→ **To be done**:
Set the listing down again exactly, please, apart from its pictures.
** start of Listed records **
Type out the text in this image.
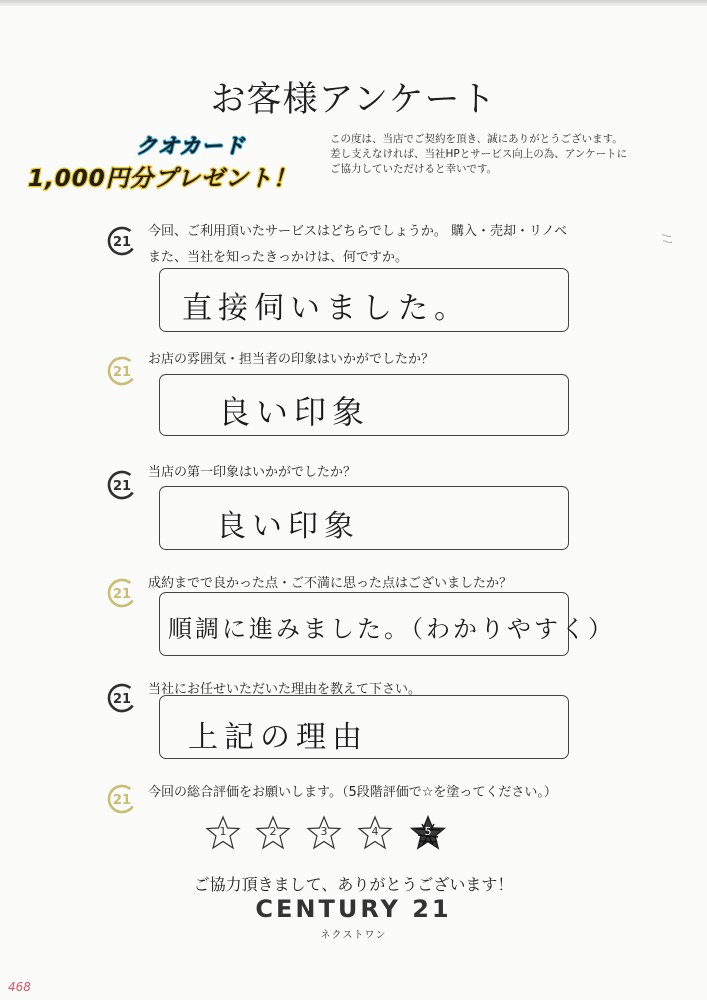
お客様アンケート
クオカード
1,000円分プレゼント！
この度は、当店でご契約を頂き、誠にありがとうございます。
差し支えなければ、当社HPとサービス向上の為、アンケートに
ご協力していただけると幸いです。
21
今回、ご利用頂いたサービスはどちらでしょうか。 購入・売却・リノベ
また、当社を知ったきっかけは、何ですか。
直接伺いました。
21
お店の雰囲気・担当者の印象はいかがでしたか？
良い印象
21
当店の第一印象はいかがでしたか？
良い印象
21
成約までで良かった点・ご不満に思った点はございましたか？
順調に進みました。（わかりやすく）
21
当社にお任せいただいた理由を教えて下さい。
上記の理由
21
今回の総合評価をお願いします。（5段階評価で☆を塗ってください。）
1	2	3	4	5
ご協力頂きまして、ありがとうございます！
CENTURY 21
ネクストワン
468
** end of Listed records **
→ **Reply**:
Type out the text in this image.
お客様アンケート
クオカード
1,000円分プレゼント！
この度は、当店でご契約を頂き、誠にありがとうございます。
差し支えなければ、当社HPとサービス向上の為、アンケートに
ご協力していただけると幸いです。
21
今回、ご利用頂いたサービスはどちらでしょうか。 購入・売却・リノベ
また、当社を知ったきっかけは、何ですか。
直接伺いました。
21
お店の雰囲気・担当者の印象はいかがでしたか？
良い印象
21
当店の第一印象はいかがでしたか？
良い印象
21
成約までで良かった点・ご不満に思った点はございましたか？
順調に進みました。（わかりやすく）
21
当社にお任せいただいた理由を教えて下さい。
上記の理由
21
今回の総合評価をお願いします。（5段階評価で☆を塗ってください。）
1	2	3	4	5
ご協力頂きまして、ありがとうございます！
CENTURY 21
ネクストワン
468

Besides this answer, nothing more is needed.